### Dataset records
··········

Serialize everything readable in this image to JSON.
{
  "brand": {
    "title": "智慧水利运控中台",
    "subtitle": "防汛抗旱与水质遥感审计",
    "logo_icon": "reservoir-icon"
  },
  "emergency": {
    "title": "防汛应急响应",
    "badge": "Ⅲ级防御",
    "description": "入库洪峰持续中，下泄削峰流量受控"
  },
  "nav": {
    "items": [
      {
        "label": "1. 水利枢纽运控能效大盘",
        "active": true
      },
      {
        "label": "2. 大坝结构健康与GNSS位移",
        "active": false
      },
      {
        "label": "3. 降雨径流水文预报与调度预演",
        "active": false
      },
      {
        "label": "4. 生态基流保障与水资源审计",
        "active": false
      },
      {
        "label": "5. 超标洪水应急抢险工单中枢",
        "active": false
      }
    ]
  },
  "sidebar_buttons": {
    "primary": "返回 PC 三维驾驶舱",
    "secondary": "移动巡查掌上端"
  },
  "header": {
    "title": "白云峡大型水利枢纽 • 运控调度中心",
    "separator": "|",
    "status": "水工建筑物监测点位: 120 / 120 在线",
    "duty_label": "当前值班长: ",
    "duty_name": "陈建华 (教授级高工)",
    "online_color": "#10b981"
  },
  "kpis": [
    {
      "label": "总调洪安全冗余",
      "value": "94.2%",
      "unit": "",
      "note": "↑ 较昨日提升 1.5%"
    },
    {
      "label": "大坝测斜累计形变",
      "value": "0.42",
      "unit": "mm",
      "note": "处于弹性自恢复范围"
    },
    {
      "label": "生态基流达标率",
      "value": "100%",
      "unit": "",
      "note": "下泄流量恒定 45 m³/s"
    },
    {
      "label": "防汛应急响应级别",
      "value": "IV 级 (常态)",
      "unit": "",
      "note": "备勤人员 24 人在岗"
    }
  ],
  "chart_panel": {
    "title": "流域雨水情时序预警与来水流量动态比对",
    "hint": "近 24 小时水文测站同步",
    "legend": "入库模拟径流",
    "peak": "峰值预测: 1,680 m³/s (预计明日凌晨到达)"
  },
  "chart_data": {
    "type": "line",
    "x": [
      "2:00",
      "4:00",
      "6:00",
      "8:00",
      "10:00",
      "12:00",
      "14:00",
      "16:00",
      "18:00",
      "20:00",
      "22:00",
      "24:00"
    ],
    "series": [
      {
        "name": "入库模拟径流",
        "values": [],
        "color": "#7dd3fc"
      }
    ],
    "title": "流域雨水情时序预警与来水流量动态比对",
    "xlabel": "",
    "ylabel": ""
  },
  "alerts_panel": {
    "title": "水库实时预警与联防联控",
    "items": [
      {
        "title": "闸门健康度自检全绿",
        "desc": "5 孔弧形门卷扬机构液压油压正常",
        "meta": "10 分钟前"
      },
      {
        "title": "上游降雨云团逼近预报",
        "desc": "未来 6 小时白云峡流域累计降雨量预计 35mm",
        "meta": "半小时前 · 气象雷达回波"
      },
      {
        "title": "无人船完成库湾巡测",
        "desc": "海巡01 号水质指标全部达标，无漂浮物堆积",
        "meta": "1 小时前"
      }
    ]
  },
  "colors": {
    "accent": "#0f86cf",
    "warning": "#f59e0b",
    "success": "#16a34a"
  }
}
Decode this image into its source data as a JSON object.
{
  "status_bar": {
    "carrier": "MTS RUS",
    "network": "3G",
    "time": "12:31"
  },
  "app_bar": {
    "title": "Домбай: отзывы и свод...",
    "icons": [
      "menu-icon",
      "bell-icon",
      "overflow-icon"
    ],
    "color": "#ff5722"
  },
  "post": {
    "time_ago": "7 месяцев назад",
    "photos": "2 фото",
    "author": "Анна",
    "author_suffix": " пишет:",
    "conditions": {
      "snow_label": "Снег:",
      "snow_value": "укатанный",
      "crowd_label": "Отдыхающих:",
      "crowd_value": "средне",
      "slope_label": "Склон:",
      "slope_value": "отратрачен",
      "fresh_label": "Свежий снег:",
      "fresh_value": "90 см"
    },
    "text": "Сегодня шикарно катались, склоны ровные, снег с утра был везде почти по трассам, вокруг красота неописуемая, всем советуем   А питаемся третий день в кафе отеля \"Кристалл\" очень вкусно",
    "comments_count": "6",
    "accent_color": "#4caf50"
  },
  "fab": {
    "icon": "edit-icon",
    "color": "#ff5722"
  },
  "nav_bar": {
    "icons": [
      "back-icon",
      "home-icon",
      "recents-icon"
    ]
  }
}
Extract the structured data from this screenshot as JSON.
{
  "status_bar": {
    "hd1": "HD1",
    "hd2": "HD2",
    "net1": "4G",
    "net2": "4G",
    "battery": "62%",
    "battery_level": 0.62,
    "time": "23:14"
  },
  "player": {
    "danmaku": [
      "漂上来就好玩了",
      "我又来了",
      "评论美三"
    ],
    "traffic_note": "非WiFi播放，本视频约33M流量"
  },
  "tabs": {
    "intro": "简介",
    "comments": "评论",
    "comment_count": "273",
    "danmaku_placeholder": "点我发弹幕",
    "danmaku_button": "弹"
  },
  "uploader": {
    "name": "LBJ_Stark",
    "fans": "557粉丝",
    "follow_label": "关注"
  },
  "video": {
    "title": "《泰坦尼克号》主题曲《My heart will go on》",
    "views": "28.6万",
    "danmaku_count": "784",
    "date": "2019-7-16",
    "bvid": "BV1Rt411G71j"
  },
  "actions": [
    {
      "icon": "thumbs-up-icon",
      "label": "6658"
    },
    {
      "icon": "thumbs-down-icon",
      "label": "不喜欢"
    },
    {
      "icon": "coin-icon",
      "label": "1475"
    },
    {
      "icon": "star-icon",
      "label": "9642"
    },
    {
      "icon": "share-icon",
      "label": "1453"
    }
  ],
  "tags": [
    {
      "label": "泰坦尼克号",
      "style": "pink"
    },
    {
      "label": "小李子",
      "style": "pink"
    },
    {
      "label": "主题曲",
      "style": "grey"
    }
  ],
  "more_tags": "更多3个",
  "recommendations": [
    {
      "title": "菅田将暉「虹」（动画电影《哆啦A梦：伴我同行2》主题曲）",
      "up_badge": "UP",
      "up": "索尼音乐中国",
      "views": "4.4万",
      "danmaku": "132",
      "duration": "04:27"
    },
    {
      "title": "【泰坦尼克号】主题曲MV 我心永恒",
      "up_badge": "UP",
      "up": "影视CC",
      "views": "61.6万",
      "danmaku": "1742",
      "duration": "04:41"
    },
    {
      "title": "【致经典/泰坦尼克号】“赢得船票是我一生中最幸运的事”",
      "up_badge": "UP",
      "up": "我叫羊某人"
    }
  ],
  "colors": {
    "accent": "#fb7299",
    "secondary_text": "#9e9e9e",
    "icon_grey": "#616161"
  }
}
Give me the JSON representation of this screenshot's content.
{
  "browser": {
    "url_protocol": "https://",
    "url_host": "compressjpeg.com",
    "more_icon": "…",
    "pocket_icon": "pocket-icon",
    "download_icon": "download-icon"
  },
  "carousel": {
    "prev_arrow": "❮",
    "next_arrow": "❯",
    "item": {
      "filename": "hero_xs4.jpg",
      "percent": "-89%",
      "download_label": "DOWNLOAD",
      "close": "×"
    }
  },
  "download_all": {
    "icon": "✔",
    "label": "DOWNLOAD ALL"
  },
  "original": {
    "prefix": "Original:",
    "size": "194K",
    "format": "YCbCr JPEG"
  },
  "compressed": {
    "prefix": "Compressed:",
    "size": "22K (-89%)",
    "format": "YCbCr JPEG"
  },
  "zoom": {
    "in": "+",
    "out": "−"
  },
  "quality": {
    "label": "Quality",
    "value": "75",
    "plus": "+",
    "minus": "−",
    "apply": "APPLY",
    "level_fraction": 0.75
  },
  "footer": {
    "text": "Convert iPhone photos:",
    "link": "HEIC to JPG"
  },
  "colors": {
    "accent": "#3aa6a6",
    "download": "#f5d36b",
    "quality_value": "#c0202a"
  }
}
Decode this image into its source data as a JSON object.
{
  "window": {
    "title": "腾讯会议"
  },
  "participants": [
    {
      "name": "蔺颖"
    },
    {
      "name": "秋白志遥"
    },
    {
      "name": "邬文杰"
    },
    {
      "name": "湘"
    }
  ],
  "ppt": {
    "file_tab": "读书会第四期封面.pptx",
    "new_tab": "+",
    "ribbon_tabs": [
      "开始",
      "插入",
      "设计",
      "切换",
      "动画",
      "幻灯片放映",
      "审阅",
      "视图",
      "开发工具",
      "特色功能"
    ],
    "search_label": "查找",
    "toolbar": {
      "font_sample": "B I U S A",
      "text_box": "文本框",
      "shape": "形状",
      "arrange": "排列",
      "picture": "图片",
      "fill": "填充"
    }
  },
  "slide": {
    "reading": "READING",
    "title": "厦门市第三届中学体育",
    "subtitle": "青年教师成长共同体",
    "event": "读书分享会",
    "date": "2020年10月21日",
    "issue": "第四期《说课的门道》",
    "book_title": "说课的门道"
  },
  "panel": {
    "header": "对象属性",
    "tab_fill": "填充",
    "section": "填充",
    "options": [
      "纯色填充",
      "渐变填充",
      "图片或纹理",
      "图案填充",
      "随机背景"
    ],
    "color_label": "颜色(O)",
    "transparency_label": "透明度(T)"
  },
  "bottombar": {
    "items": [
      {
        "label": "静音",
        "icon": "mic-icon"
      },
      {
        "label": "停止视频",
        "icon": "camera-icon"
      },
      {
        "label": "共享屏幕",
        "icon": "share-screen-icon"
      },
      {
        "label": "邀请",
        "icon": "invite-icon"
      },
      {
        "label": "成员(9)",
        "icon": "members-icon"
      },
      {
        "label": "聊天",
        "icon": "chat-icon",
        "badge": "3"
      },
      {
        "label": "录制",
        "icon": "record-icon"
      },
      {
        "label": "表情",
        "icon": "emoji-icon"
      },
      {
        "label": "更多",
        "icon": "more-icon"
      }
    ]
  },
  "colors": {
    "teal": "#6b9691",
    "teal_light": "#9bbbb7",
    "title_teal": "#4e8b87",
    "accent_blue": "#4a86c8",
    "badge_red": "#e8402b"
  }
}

··········

### The problem
Pull out every line in the data above that has the word "meta".

### Right answer
        "meta": "10 分钟前"
        "meta": "半小时前 · 气象雷达回波"
        "meta": "1 小时前"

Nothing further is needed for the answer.